··· MATERIAL TO PROCESS ···

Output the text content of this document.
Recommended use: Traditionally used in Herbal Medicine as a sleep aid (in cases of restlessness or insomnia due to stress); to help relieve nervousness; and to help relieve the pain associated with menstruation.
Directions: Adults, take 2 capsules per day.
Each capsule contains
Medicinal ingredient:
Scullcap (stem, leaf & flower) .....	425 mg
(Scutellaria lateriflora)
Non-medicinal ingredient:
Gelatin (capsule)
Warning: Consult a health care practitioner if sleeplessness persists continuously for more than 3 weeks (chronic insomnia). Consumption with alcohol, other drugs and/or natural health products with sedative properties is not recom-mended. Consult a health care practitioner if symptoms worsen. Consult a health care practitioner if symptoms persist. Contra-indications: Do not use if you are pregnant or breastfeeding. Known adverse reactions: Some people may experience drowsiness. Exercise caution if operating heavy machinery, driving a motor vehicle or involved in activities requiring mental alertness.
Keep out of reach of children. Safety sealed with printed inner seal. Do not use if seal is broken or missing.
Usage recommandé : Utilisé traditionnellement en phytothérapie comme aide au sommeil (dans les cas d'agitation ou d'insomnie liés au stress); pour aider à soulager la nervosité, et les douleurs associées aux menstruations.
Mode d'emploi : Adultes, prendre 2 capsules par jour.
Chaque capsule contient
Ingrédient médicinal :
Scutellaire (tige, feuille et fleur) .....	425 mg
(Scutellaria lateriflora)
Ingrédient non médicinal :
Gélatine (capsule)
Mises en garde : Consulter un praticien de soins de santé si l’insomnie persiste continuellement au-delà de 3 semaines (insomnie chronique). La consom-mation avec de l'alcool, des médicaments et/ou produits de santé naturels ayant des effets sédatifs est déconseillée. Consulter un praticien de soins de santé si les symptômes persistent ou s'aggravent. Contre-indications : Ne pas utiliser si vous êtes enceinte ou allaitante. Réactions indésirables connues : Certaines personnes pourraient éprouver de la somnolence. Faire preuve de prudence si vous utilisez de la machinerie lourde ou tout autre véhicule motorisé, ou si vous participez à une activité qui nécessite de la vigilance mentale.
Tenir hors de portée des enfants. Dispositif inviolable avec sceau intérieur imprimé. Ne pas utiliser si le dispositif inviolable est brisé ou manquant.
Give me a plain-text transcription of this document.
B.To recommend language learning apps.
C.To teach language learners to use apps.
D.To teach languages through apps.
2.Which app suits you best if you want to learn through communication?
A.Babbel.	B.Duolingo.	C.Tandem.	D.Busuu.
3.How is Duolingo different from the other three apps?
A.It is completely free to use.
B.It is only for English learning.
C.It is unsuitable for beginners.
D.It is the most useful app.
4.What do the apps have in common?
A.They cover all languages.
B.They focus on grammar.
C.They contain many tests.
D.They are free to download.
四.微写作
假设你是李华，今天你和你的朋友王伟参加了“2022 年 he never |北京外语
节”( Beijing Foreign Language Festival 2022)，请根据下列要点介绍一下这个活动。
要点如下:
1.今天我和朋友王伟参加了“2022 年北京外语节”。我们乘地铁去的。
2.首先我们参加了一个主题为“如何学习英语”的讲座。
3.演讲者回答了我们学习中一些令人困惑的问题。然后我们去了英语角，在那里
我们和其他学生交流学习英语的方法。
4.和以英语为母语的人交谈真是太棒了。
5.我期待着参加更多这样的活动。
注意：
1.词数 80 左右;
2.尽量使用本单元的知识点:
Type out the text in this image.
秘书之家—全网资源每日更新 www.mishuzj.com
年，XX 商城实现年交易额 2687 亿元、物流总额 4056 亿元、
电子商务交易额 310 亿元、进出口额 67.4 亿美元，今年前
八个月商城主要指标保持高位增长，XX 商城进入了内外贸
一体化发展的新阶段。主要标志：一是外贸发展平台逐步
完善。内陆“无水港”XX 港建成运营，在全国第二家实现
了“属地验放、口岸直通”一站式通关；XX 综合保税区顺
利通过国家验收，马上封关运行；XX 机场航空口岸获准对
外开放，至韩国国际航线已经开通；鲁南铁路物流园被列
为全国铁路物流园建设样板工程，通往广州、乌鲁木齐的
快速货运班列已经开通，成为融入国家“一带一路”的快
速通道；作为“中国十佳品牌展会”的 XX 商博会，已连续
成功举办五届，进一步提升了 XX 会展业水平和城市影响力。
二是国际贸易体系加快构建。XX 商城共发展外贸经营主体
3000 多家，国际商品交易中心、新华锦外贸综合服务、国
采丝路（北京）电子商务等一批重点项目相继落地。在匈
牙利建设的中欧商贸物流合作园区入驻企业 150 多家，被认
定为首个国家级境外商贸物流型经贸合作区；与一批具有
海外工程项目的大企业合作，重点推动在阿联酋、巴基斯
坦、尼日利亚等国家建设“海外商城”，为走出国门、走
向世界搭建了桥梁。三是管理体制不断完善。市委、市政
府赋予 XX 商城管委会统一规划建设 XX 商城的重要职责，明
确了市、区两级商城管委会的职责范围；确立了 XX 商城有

···

WHAT TO WORK ON => Quote the entire listing above exactly.

THE RESPONSE =>
Output the text content of this document.
Recommended use: Traditionally used in Herbal Medicine as a sleep aid (in cases of restlessness or insomnia due to stress); to help relieve nervousness; and to help relieve the pain associated with menstruation.
Directions: Adults, take 2 capsules per day.
Each capsule contains
Medicinal ingredient:
Scullcap (stem, leaf & flower) .....	425 mg
(Scutellaria lateriflora)
Non-medicinal ingredient:
Gelatin (capsule)
Warning: Consult a health care practitioner if sleeplessness persists continuously for more than 3 weeks (chronic insomnia). Consumption with alcohol, other drugs and/or natural health products with sedative properties is not recom-mended. Consult a health care practitioner if symptoms worsen. Consult a health care practitioner if symptoms persist. Contra-indications: Do not use if you are pregnant or breastfeeding. Known adverse reactions: Some people may experience drowsiness. Exercise caution if operating heavy machinery, driving a motor vehicle or involved in activities requiring mental alertness.
Keep out of reach of children. Safety sealed with printed inner seal. Do not use if seal is broken or missing.
Usage recommandé : Utilisé traditionnellement en phytothérapie comme aide au sommeil (dans les cas d'agitation ou d'insomnie liés au stress); pour aider à soulager la nervosité, et les douleurs associées aux menstruations.
Mode d'emploi : Adultes, prendre 2 capsules par jour.
Chaque capsule contient
Ingrédient médicinal :
Scutellaire (tige, feuille et fleur) .....	425 mg
(Scutellaria lateriflora)
Ingrédient non médicinal :
Gélatine (capsule)
Mises en garde : Consulter un praticien de soins de santé si l’insomnie persiste continuellement au-delà de 3 semaines (insomnie chronique). La consom-mation avec de l'alcool, des médicaments et/ou produits de santé naturels ayant des effets sédatifs est déconseillée. Consulter un praticien de soins de santé si les symptômes persistent ou s'aggravent. Contre-indications : Ne pas utiliser si vous êtes enceinte ou allaitante. Réactions indésirables connues : Certaines personnes pourraient éprouver de la somnolence. Faire preuve de prudence si vous utilisez de la machinerie lourde ou tout autre véhicule motorisé, ou si vous participez à une activité qui nécessite de la vigilance mentale.
Tenir hors de portée des enfants. Dispositif inviolable avec sceau intérieur imprimé. Ne pas utiliser si le dispositif inviolable est brisé ou manquant.
Give me a plain-text transcription of this document.
B.To recommend language learning apps.
C.To teach language learners to use apps.
D.To teach languages through apps.
2.Which app suits you best if you want to learn through communication?
A.Babbel.	B.Duolingo.	C.Tandem.	D.Busuu.
3.How is Duolingo different from the other three apps?
A.It is completely free to use.
B.It is only for English learning.
C.It is unsuitable for beginners.
D.It is the most useful app.
4.What do the apps have in common?
A.They cover all languages.
B.They focus on grammar.
C.They contain many tests.
D.They are free to download.
四.微写作
假设你是李华，今天你和你的朋友王伟参加了“2022 年 he never |北京外语
节”( Beijing Foreign Language Festival 2022)，请根据下列要点介绍一下这个活动。
要点如下:
1.今天我和朋友王伟参加了“2022 年北京外语节”。我们乘地铁去的。
2.首先我们参加了一个主题为“如何学习英语”的讲座。
3.演讲者回答了我们学习中一些令人困惑的问题。然后我们去了英语角，在那里
我们和其他学生交流学习英语的方法。
4.和以英语为母语的人交谈真是太棒了。
5.我期待着参加更多这样的活动。
注意：
1.词数 80 左右;
2.尽量使用本单元的知识点:
Type out the text in this image.
秘书之家—全网资源每日更新 www.mishuzj.com
年，XX 商城实现年交易额 2687 亿元、物流总额 4056 亿元、
电子商务交易额 310 亿元、进出口额 67.4 亿美元，今年前
八个月商城主要指标保持高位增长，XX 商城进入了内外贸
一体化发展的新阶段。主要标志：一是外贸发展平台逐步
完善。内陆“无水港”XX 港建成运营，在全国第二家实现
了“属地验放、口岸直通”一站式通关；XX 综合保税区顺
利通过国家验收，马上封关运行；XX 机场航空口岸获准对
外开放，至韩国国际航线已经开通；鲁南铁路物流园被列
为全国铁路物流园建设样板工程，通往广州、乌鲁木齐的
快速货运班列已经开通，成为融入国家“一带一路”的快
速通道；作为“中国十佳品牌展会”的 XX 商博会，已连续
成功举办五届，进一步提升了 XX 会展业水平和城市影响力。
二是国际贸易体系加快构建。XX 商城共发展外贸经营主体
3000 多家，国际商品交易中心、新华锦外贸综合服务、国
采丝路（北京）电子商务等一批重点项目相继落地。在匈
牙利建设的中欧商贸物流合作园区入驻企业 150 多家，被认
定为首个国家级境外商贸物流型经贸合作区；与一批具有
海外工程项目的大企业合作，重点推动在阿联酋、巴基斯
坦、尼日利亚等国家建设“海外商城”，为走出国门、走
向世界搭建了桥梁。三是管理体制不断完善。市委、市政
府赋予 XX 商城管委会统一规划建设 XX 商城的重要职责，明
确了市、区两级商城管委会的职责范围；确立了 XX 商城有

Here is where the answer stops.